## What to produce:
List all the lines in these records that hold "ylabel".

[BEGIN Input data]

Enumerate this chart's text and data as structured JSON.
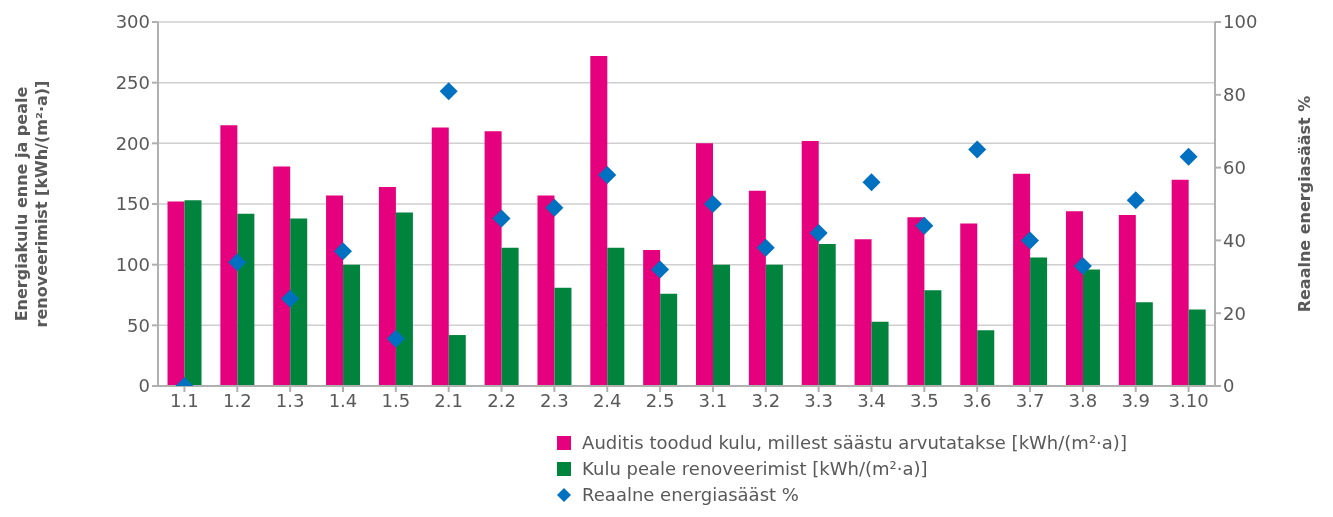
{
  "chart_data": {
    "type": "bar",
    "categories": [
      "1.1",
      "1.2",
      "1.3",
      "1.4",
      "1.5",
      "2.1",
      "2.2",
      "2.3",
      "2.4",
      "2.5",
      "3.1",
      "3.2",
      "3.3",
      "3.4",
      "3.5",
      "3.6",
      "3.7",
      "3.8",
      "3.9",
      "3.10"
    ],
    "ylabel": "Energiakulu enne ja peale renoveerimist [kWh/(m²·a)]",
    "y2label": "Reaalne energiasääst %",
    "series": [
      {
        "name": "Auditis toodud kulu, millest säästu arvutatakse [kWh/(m²·a)]",
        "color": "#e5007d",
        "values": [
          152,
          215,
          181,
          157,
          164,
          213,
          210,
          157,
          272,
          112,
          200,
          161,
          202,
          121,
          139,
          134,
          175,
          144,
          141,
          170
        ]
      },
      {
        "name": "Kulu peale renoveerimist [kWh/(m²·a)]",
        "color": "#00843d",
        "values": [
          153,
          142,
          138,
          100,
          143,
          42,
          114,
          81,
          114,
          76,
          100,
          100,
          117,
          53,
          79,
          46,
          106,
          96,
          69,
          63
        ]
      },
      {
        "name": "Reaalne energiasääst %",
        "type": "scatter",
        "axis": "y2",
        "marker": "diamond",
        "color": "#0070c0",
        "values": [
          0,
          34,
          24,
          37,
          13,
          81,
          46,
          49,
          58,
          32,
          50,
          38,
          42,
          56,
          44,
          65,
          40,
          33,
          51,
          63
        ]
      }
    ],
    "ylim": [
      0,
      300
    ],
    "yticks": [
      0,
      50,
      100,
      150,
      200,
      250,
      300
    ],
    "y2lim": [
      0,
      100
    ],
    "y2ticks": [
      0,
      20,
      40,
      60,
      80,
      100
    ],
    "grid": "y",
    "legend": "bottom"
  }
}
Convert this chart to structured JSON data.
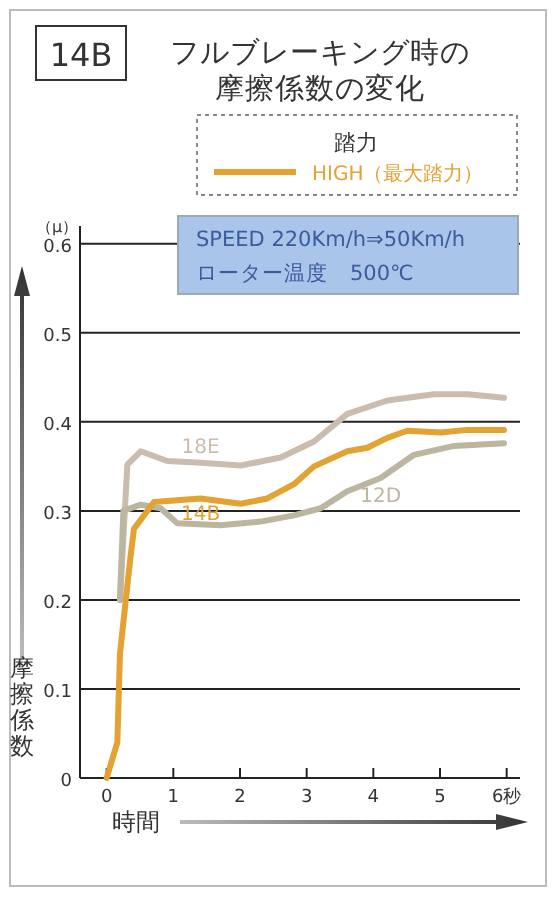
{
  "chart_data": {
    "type": "line",
    "title": "フルブレーキング時の摩擦係数の変化",
    "subtitle": "14B",
    "xlabel": "時間",
    "ylabel": "摩擦係数",
    "legend_title": "踏力",
    "legend": "top right",
    "grid": "y",
    "line_style": "solid",
    "marker": "none",
    "annotations": [
      "（μ）",
      "HIGH（最大踏力）",
      "SPEED 220Km/h⇒50Km/h",
      "ローター温度　500℃"
    ],
    "xlim": [
      -0.4,
      6.2
    ],
    "ylim": [
      0,
      0.62
    ],
    "xticks": [
      0,
      1,
      2,
      3,
      4,
      5,
      {
        "value": 6,
        "label": "6秒"
      }
    ],
    "yticks": [
      0,
      0.1,
      0.2,
      0.3,
      0.4,
      0.5,
      0.6
    ],
    "series": [
      {
        "name": "18E",
        "color": "#cbbcae",
        "x": [
          0.2,
          0.31,
          0.51,
          0.91,
          1.41,
          2.01,
          2.61,
          3.11,
          3.61,
          4.21,
          4.91,
          5.41,
          5.96
        ],
        "values": [
          0.2,
          0.352,
          0.367,
          0.356,
          0.354,
          0.351,
          0.36,
          0.378,
          0.409,
          0.424,
          0.431,
          0.431,
          0.427
        ]
      },
      {
        "name": "12D",
        "color": "#bcb59f",
        "x": [
          0.2,
          0.25,
          0.51,
          0.81,
          1.06,
          1.71,
          2.31,
          2.81,
          3.21,
          3.61,
          4.11,
          4.61,
          5.21,
          5.96
        ],
        "values": [
          0.2,
          0.3,
          0.307,
          0.303,
          0.286,
          0.284,
          0.288,
          0.295,
          0.303,
          0.322,
          0.337,
          0.363,
          0.373,
          0.376
        ]
      },
      {
        "name": "14B",
        "color": "#e3a231",
        "x": [
          0,
          0.16,
          0.2,
          0.36,
          0.41,
          0.71,
          1.41,
          2.01,
          2.41,
          2.81,
          3.11,
          3.61,
          3.91,
          4.21,
          4.51,
          5.01,
          5.41,
          5.96
        ],
        "values": [
          0,
          0.04,
          0.14,
          0.25,
          0.28,
          0.31,
          0.314,
          0.308,
          0.314,
          0.33,
          0.35,
          0.367,
          0.371,
          0.382,
          0.39,
          0.388,
          0.391,
          0.391
        ]
      }
    ]
  }
}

[END Input data]

## Response to this task:
    "ylabel": "Energiakulu enne ja peale renoveerimist [kWh/(m²·a)]",
    "ylabel": "摩擦係数",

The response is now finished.